-- WHAT IS BEING ASKED --
The records should be repeated word for word, pictures excluded.

========================================================================

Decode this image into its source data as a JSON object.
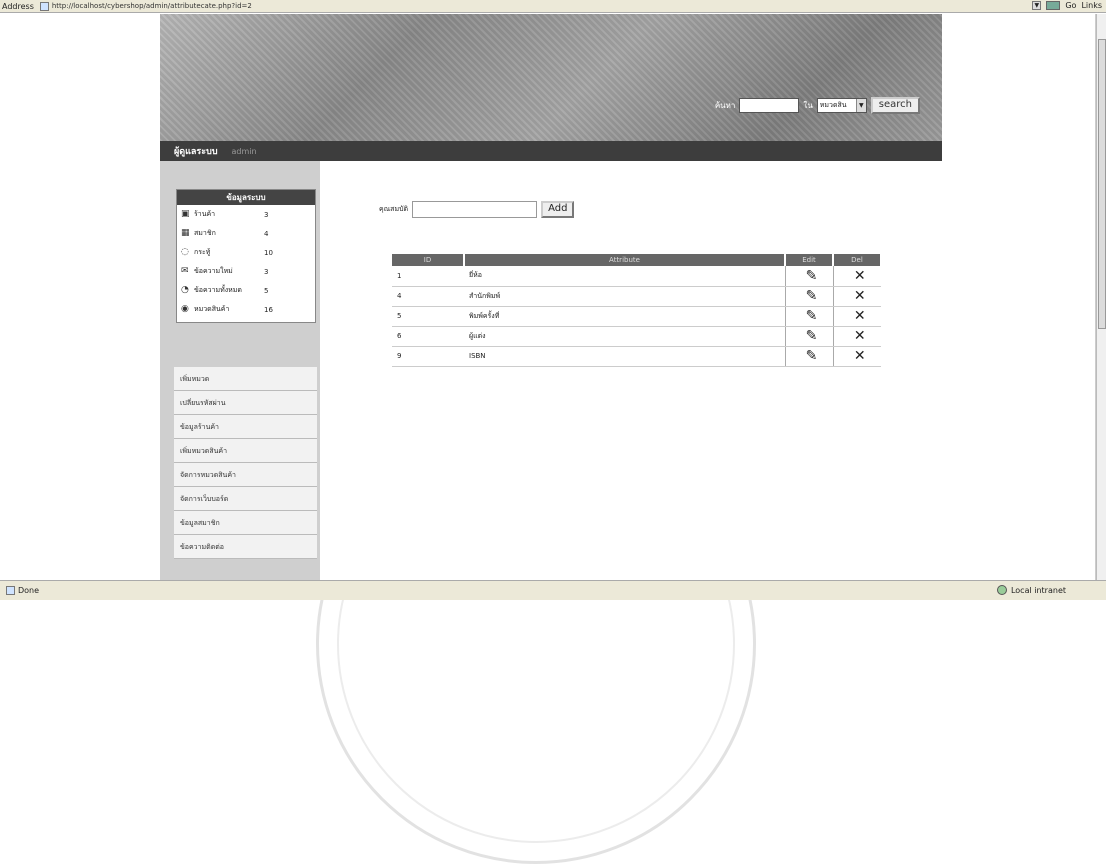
{
  "browser": {
    "address_label": "Address",
    "url": "http://localhost/cybershop/admin/attributecate.php?id=2",
    "go_label": "Go",
    "links_label": "Links",
    "status_text": "Done",
    "zone_text": "Local intranet"
  },
  "header": {
    "search_label": "ค้นหา",
    "search_value": "",
    "in_label": "ใน",
    "search_select": "หมวดสิน",
    "search_button": "search"
  },
  "nav": {
    "title": "ผู้ดูแลระบบ",
    "user": "admin"
  },
  "stats": {
    "heading": "ข้อมูลระบบ",
    "items": [
      {
        "label": "ร้านค้า",
        "count": "3",
        "icon": "shop-icon"
      },
      {
        "label": "สมาชิก",
        "count": "4",
        "icon": "members-icon"
      },
      {
        "label": "กระทู้",
        "count": "10",
        "icon": "topics-icon"
      },
      {
        "label": "ข้อความใหม่",
        "count": "3",
        "icon": "new-message-icon"
      },
      {
        "label": "ข้อความทั้งหมด",
        "count": "5",
        "icon": "all-messages-icon"
      },
      {
        "label": "หมวดสินค้า",
        "count": "16",
        "icon": "category-icon"
      }
    ]
  },
  "menu": {
    "items": [
      "เพิ่มหมวด",
      "เปลี่ยนรหัสผ่าน",
      "ข้อมูลร้านค้า",
      "เพิ่มหมวดสินค้า",
      "จัดการหมวดสินค้า",
      "จัดการเว็บบอร์ด",
      "ข้อมูลสมาชิก",
      "ข้อความติดต่อ"
    ]
  },
  "form": {
    "add_label": "คุณสมบัติ",
    "input_value": "",
    "add_button": "Add"
  },
  "table": {
    "headers": [
      "ID",
      "Attribute",
      "Edit",
      "Del"
    ],
    "rows": [
      {
        "id": "1",
        "name": "ยี่ห้อ"
      },
      {
        "id": "4",
        "name": "สำนักพิมพ์"
      },
      {
        "id": "5",
        "name": "พิมพ์ครั้งที่"
      },
      {
        "id": "6",
        "name": "ผู้แต่ง"
      },
      {
        "id": "9",
        "name": "ISBN"
      }
    ]
  }
}
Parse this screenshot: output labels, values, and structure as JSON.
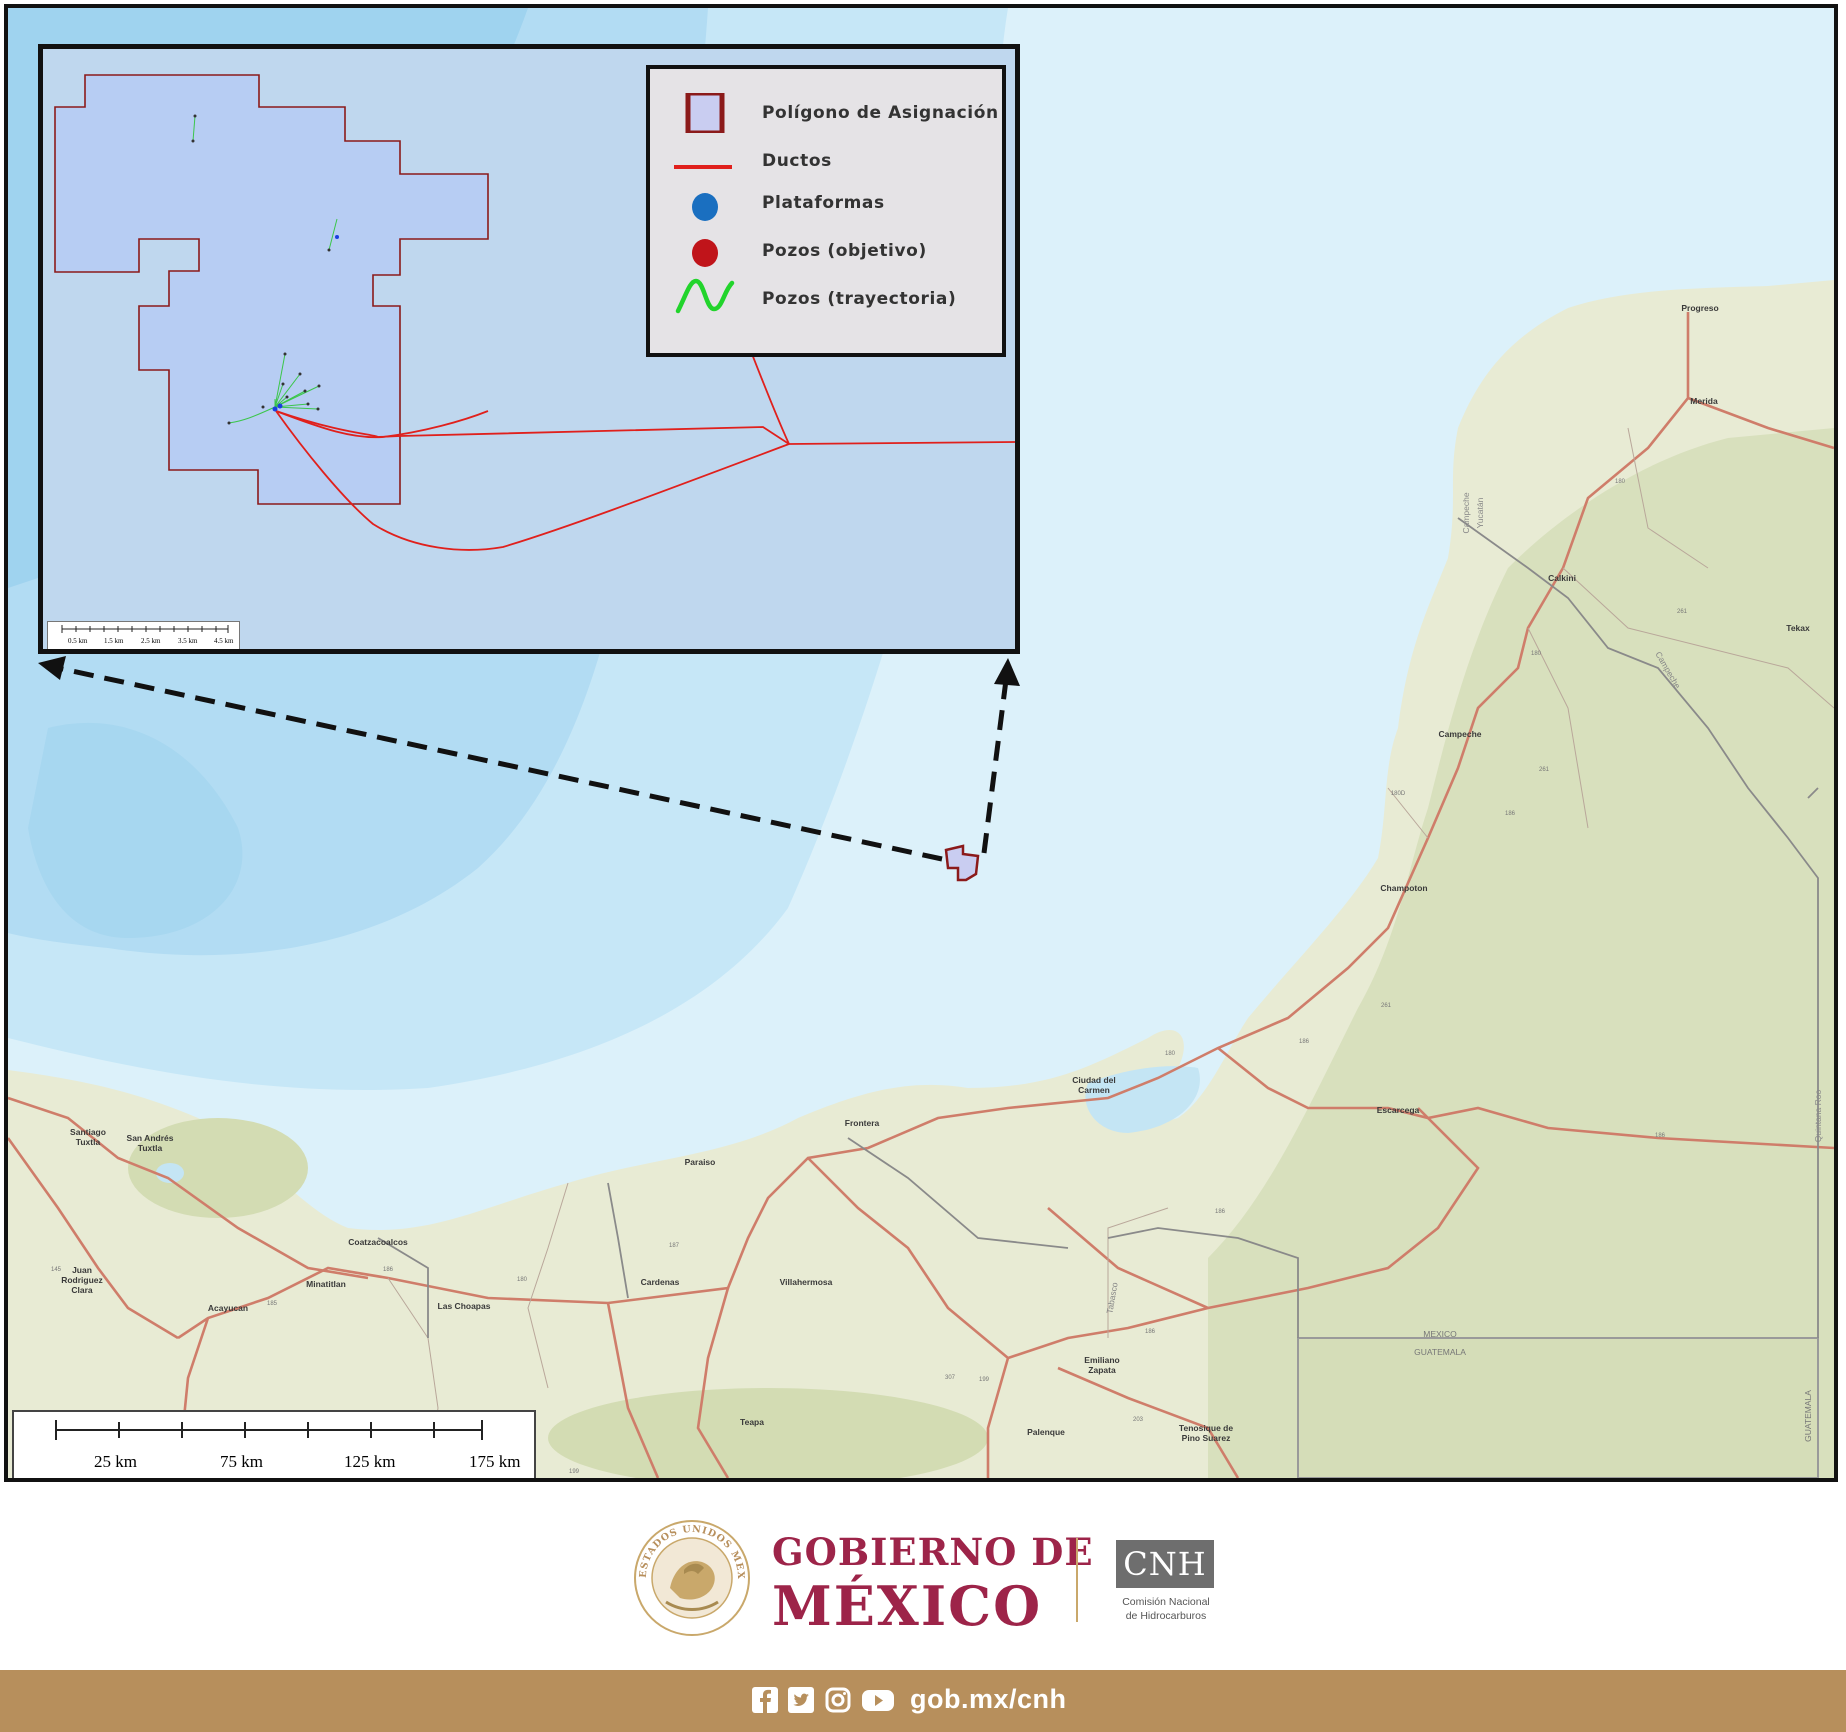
{
  "legend": {
    "items": [
      {
        "label": "Polígono de Asignación",
        "symbol": "polygon",
        "color": "#8b1a1a",
        "fill": "#c9cdf1"
      },
      {
        "label": "Ductos",
        "symbol": "line",
        "color": "#e0201c"
      },
      {
        "label": "Plataformas",
        "symbol": "dot",
        "color": "#1a6fc0"
      },
      {
        "label": "Pozos (objetivo)",
        "symbol": "dot",
        "color": "#c0141a"
      },
      {
        "label": "Pozos (trayectoria)",
        "symbol": "wave",
        "color": "#22d42c"
      }
    ]
  },
  "inset_scale": {
    "labels": [
      "0.5 km",
      "1.5 km",
      "2.5 km",
      "3.5 km",
      "4.5 km"
    ]
  },
  "main_scale": {
    "labels": [
      "25 km",
      "75 km",
      "125 km",
      "175 km"
    ]
  },
  "places": {
    "progreso": "Progreso",
    "merida": "Merida",
    "calkini": "Calkini",
    "tekax": "Tekax",
    "campeche": "Campeche",
    "champoton": "Champoton",
    "ciudad_carmen_1": "Ciudad del",
    "ciudad_carmen_2": "Carmen",
    "escarcega": "Escarcega",
    "frontera": "Frontera",
    "paraiso": "Paraiso",
    "coatzacoalcos": "Coatzacoalcos",
    "minatitlan": "Minatitlan",
    "acayucan": "Acayucan",
    "villahermosa": "Villahermosa",
    "cardenas": "Cardenas",
    "las_choapas": "Las Choapas",
    "emiliano_1": "Emiliano",
    "emiliano_2": "Zapata",
    "palenque": "Palenque",
    "tenosique_1": "Tenosique de",
    "tenosique_2": "Pino Suarez",
    "teapa": "Teapa",
    "santiago_1": "Santiago",
    "santiago_2": "Tuxtla",
    "san_andres_1": "San Andrés",
    "san_andres_2": "Tuxtla",
    "juan_1": "Juan",
    "juan_2": "Rodriguez",
    "juan_3": "Clara",
    "mexico": "MEXICO",
    "guatemala": "GUATEMALA",
    "guatemala_v": "GUATEMALA",
    "campeche_v": "Campeche",
    "yucatan_v": "Yucatán",
    "tabasco_v": "Tabasco",
    "quintana_v": "Quintana Roo"
  },
  "shields": {
    "s180a": "180",
    "s180b": "180",
    "s180c": "180",
    "s261a": "261",
    "s261b": "261",
    "s186a": "186",
    "s186b": "186",
    "s186c": "186",
    "s186d": "186",
    "s180d": "180D",
    "s261c": "261",
    "s199": "199",
    "s186e": "186",
    "s187": "187",
    "s180e": "180",
    "s145": "145",
    "s185": "185",
    "s186f": "186",
    "s307": "307",
    "s199b": "199",
    "s203": "203"
  },
  "footer": {
    "gob_line1": "GOBIERNO DE",
    "gob_line2": "MÉXICO",
    "seal_text": "ESTADOS UNIDOS MEXICANOS",
    "cnh": "CNH",
    "cnh_sub1": "Comisión Nacional",
    "cnh_sub2": "de Hidrocarburos",
    "url": "gob.mx/cnh"
  },
  "colors": {
    "deep_sea": "#8fcbee",
    "sea": "#bfe3f6",
    "shallow_sea": "#dcf1fa",
    "land": "#e8ebd4",
    "green_land": "#d8e0bd",
    "road": "#cf7d6a",
    "brand_red": "#9d2449",
    "brand_gold": "#b78f5c"
  }
}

========================================================================

-- FINAL RESULT --
Decode this image into its source data as a JSON object.
{
  "browser": {
    "address_label": "Address",
    "url": "http://localhost/cybershop/admin/attributecate.php?id=2",
    "go_label": "Go",
    "links_label": "Links",
    "status_text": "Done",
    "zone_text": "Local intranet"
  },
  "header": {
    "search_label": "ค้นหา",
    "search_value": "",
    "in_label": "ใน",
    "search_select": "หมวดสิน",
    "search_button": "search"
  },
  "nav": {
    "title": "ผู้ดูแลระบบ",
    "user": "admin"
  },
  "stats": {
    "heading": "ข้อมูลระบบ",
    "items": [
      {
        "label": "ร้านค้า",
        "count": "3",
        "icon": "shop-icon"
      },
      {
        "label": "สมาชิก",
        "count": "4",
        "icon": "members-icon"
      },
      {
        "label": "กระทู้",
        "count": "10",
        "icon": "topics-icon"
      },
      {
        "label": "ข้อความใหม่",
        "count": "3",
        "icon": "new-message-icon"
      },
      {
        "label": "ข้อความทั้งหมด",
        "count": "5",
        "icon": "all-messages-icon"
      },
      {
        "label": "หมวดสินค้า",
        "count": "16",
        "icon": "category-icon"
      }
    ]
  },
  "menu": {
    "items": [
      "เพิ่มหมวด",
      "เปลี่ยนรหัสผ่าน",
      "ข้อมูลร้านค้า",
      "เพิ่มหมวดสินค้า",
      "จัดการหมวดสินค้า",
      "จัดการเว็บบอร์ด",
      "ข้อมูลสมาชิก",
      "ข้อความติดต่อ"
    ]
  },
  "form": {
    "add_label": "คุณสมบัติ",
    "input_value": "",
    "add_button": "Add"
  },
  "table": {
    "headers": [
      "ID",
      "Attribute",
      "Edit",
      "Del"
    ],
    "rows": [
      {
        "id": "1",
        "name": "ยี่ห้อ"
      },
      {
        "id": "4",
        "name": "สำนักพิมพ์"
      },
      {
        "id": "5",
        "name": "พิมพ์ครั้งที่"
      },
      {
        "id": "6",
        "name": "ผู้แต่ง"
      },
      {
        "id": "9",
        "name": "ISBN"
      }
    ]
  }
}
Parse this screenshot: output labels, values, and structure as JSON.
{
  "legend": {
    "items": [
      {
        "label": "Polígono de Asignación",
        "symbol": "polygon",
        "color": "#8b1a1a",
        "fill": "#c9cdf1"
      },
      {
        "label": "Ductos",
        "symbol": "line",
        "color": "#e0201c"
      },
      {
        "label": "Plataformas",
        "symbol": "dot",
        "color": "#1a6fc0"
      },
      {
        "label": "Pozos (objetivo)",
        "symbol": "dot",
        "color": "#c0141a"
      },
      {
        "label": "Pozos (trayectoria)",
        "symbol": "wave",
        "color": "#22d42c"
      }
    ]
  },
  "inset_scale": {
    "labels": [
      "0.5 km",
      "1.5 km",
      "2.5 km",
      "3.5 km",
      "4.5 km"
    ]
  },
  "main_scale": {
    "labels": [
      "25 km",
      "75 km",
      "125 km",
      "175 km"
    ]
  },
  "places": {
    "progreso": "Progreso",
    "merida": "Merida",
    "calkini": "Calkini",
    "tekax": "Tekax",
    "campeche": "Campeche",
    "champoton": "Champoton",
    "ciudad_carmen_1": "Ciudad del",
    "ciudad_carmen_2": "Carmen",
    "escarcega": "Escarcega",
    "frontera": "Frontera",
    "paraiso": "Paraiso",
    "coatzacoalcos": "Coatzacoalcos",
    "minatitlan": "Minatitlan",
    "acayucan": "Acayucan",
    "villahermosa": "Villahermosa",
    "cardenas": "Cardenas",
    "las_choapas": "Las Choapas",
    "emiliano_1": "Emiliano",
    "emiliano_2": "Zapata",
    "palenque": "Palenque",
    "tenosique_1": "Tenosique de",
    "tenosique_2": "Pino Suarez",
    "teapa": "Teapa",
    "santiago_1": "Santiago",
    "santiago_2": "Tuxtla",
    "san_andres_1": "San Andrés",
    "san_andres_2": "Tuxtla",
    "juan_1": "Juan",
    "juan_2": "Rodriguez",
    "juan_3": "Clara",
    "mexico": "MEXICO",
    "guatemala": "GUATEMALA",
    "guatemala_v": "GUATEMALA",
    "campeche_v": "Campeche",
    "yucatan_v": "Yucatán",
    "tabasco_v": "Tabasco",
    "quintana_v": "Quintana Roo"
  },
  "shields": {
    "s180a": "180",
    "s180b": "180",
    "s180c": "180",
    "s261a": "261",
    "s261b": "261",
    "s186a": "186",
    "s186b": "186",
    "s186c": "186",
    "s186d": "186",
    "s180d": "180D",
    "s261c": "261",
    "s199": "199",
    "s186e": "186",
    "s187": "187",
    "s180e": "180",
    "s145": "145",
    "s185": "185",
    "s186f": "186",
    "s307": "307",
    "s199b": "199",
    "s203": "203"
  },
  "footer": {
    "gob_line1": "GOBIERNO DE",
    "gob_line2": "MÉXICO",
    "seal_text": "ESTADOS UNIDOS MEXICANOS",
    "cnh": "CNH",
    "cnh_sub1": "Comisión Nacional",
    "cnh_sub2": "de Hidrocarburos",
    "url": "gob.mx/cnh"
  },
  "colors": {
    "deep_sea": "#8fcbee",
    "sea": "#bfe3f6",
    "shallow_sea": "#dcf1fa",
    "land": "#e8ebd4",
    "green_land": "#d8e0bd",
    "road": "#cf7d6a",
    "brand_red": "#9d2449",
    "brand_gold": "#b78f5c"
  }
}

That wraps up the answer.